**** Raw data ****

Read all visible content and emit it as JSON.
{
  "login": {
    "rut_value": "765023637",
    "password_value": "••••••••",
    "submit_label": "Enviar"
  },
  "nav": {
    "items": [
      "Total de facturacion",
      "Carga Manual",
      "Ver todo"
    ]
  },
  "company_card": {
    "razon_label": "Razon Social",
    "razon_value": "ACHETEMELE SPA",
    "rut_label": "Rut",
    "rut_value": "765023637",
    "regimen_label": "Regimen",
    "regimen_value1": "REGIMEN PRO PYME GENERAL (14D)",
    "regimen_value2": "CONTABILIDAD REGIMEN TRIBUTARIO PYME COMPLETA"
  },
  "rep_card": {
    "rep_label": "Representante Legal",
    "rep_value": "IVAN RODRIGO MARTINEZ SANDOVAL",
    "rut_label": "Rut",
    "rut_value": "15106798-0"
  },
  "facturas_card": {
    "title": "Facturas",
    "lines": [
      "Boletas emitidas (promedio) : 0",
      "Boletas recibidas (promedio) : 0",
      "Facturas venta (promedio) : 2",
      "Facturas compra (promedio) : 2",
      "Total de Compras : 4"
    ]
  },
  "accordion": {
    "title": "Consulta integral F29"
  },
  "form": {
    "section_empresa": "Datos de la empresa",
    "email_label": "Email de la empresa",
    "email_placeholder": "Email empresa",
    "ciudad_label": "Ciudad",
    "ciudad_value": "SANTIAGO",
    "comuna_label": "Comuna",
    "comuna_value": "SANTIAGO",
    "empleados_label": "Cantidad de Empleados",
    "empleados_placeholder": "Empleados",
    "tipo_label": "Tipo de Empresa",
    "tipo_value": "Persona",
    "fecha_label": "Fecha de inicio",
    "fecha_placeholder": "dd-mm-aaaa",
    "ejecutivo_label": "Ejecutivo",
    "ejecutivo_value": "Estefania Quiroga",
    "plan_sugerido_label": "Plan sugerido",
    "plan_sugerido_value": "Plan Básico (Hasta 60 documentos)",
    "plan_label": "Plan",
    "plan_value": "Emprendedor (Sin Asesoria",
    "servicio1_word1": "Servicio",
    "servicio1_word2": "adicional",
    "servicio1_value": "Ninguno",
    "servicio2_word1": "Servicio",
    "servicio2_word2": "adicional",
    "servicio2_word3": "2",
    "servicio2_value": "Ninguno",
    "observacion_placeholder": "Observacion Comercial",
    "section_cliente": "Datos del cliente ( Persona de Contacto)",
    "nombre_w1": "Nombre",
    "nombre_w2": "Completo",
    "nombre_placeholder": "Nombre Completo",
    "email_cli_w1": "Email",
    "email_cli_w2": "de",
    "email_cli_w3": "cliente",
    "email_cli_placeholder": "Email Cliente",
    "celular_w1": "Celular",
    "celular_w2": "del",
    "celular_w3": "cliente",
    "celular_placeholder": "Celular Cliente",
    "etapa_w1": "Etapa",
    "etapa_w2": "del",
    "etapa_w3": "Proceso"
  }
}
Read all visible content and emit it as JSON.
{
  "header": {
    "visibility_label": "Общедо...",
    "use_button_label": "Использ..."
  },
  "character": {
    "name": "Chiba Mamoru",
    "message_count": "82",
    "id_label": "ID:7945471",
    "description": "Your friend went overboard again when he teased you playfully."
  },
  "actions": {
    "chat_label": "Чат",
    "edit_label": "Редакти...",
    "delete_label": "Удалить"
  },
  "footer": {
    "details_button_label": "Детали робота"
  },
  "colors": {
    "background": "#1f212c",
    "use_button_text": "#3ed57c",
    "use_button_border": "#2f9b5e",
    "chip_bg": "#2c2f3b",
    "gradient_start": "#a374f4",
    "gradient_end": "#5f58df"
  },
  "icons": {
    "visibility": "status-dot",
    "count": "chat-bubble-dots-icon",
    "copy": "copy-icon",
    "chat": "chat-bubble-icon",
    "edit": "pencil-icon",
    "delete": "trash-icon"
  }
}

****

### Exercise description
Copy out the data shown above without altering anything.

### Response for this exercise
Read all visible content and emit it as JSON.
{
  "login": {
    "rut_value": "765023637",
    "password_value": "••••••••",
    "submit_label": "Enviar"
  },
  "nav": {
    "items": [
      "Total de facturacion",
      "Carga Manual",
      "Ver todo"
    ]
  },
  "company_card": {
    "razon_label": "Razon Social",
    "razon_value": "ACHETEMELE SPA",
    "rut_label": "Rut",
    "rut_value": "765023637",
    "regimen_label": "Regimen",
    "regimen_value1": "REGIMEN PRO PYME GENERAL (14D)",
    "regimen_value2": "CONTABILIDAD REGIMEN TRIBUTARIO PYME COMPLETA"
  },
  "rep_card": {
    "rep_label": "Representante Legal",
    "rep_value": "IVAN RODRIGO MARTINEZ SANDOVAL",
    "rut_label": "Rut",
    "rut_value": "15106798-0"
  },
  "facturas_card": {
    "title": "Facturas",
    "lines": [
      "Boletas emitidas (promedio) : 0",
      "Boletas recibidas (promedio) : 0",
      "Facturas venta (promedio) : 2",
      "Facturas compra (promedio) : 2",
      "Total de Compras : 4"
    ]
  },
  "accordion": {
    "title": "Consulta integral F29"
  },
  "form": {
    "section_empresa": "Datos de la empresa",
    "email_label": "Email de la empresa",
    "email_placeholder": "Email empresa",
    "ciudad_label": "Ciudad",
    "ciudad_value": "SANTIAGO",
    "comuna_label": "Comuna",
    "comuna_value": "SANTIAGO",
    "empleados_label": "Cantidad de Empleados",
    "empleados_placeholder": "Empleados",
    "tipo_label": "Tipo de Empresa",
    "tipo_value": "Persona",
    "fecha_label": "Fecha de inicio",
    "fecha_placeholder": "dd-mm-aaaa",
    "ejecutivo_label": "Ejecutivo",
    "ejecutivo_value": "Estefania Quiroga",
    "plan_sugerido_label": "Plan sugerido",
    "plan_sugerido_value": "Plan Básico (Hasta 60 documentos)",
    "plan_label": "Plan",
    "plan_value": "Emprendedor (Sin Asesoria",
    "servicio1_word1": "Servicio",
    "servicio1_word2": "adicional",
    "servicio1_value": "Ninguno",
    "servicio2_word1": "Servicio",
    "servicio2_word2": "adicional",
    "servicio2_word3": "2",
    "servicio2_value": "Ninguno",
    "observacion_placeholder": "Observacion Comercial",
    "section_cliente": "Datos del cliente ( Persona de Contacto)",
    "nombre_w1": "Nombre",
    "nombre_w2": "Completo",
    "nombre_placeholder": "Nombre Completo",
    "email_cli_w1": "Email",
    "email_cli_w2": "de",
    "email_cli_w3": "cliente",
    "email_cli_placeholder": "Email Cliente",
    "celular_w1": "Celular",
    "celular_w2": "del",
    "celular_w3": "cliente",
    "celular_placeholder": "Celular Cliente",
    "etapa_w1": "Etapa",
    "etapa_w2": "del",
    "etapa_w3": "Proceso"
  }
}
Read all visible content and emit it as JSON.
{
  "header": {
    "visibility_label": "Общедо...",
    "use_button_label": "Использ..."
  },
  "character": {
    "name": "Chiba Mamoru",
    "message_count": "82",
    "id_label": "ID:7945471",
    "description": "Your friend went overboard again when he teased you playfully."
  },
  "actions": {
    "chat_label": "Чат",
    "edit_label": "Редакти...",
    "delete_label": "Удалить"
  },
  "footer": {
    "details_button_label": "Детали робота"
  },
  "colors": {
    "background": "#1f212c",
    "use_button_text": "#3ed57c",
    "use_button_border": "#2f9b5e",
    "chip_bg": "#2c2f3b",
    "gradient_start": "#a374f4",
    "gradient_end": "#5f58df"
  },
  "icons": {
    "visibility": "status-dot",
    "count": "chat-bubble-dots-icon",
    "copy": "copy-icon",
    "chat": "chat-bubble-icon",
    "edit": "pencil-icon",
    "delete": "trash-icon"
  }
}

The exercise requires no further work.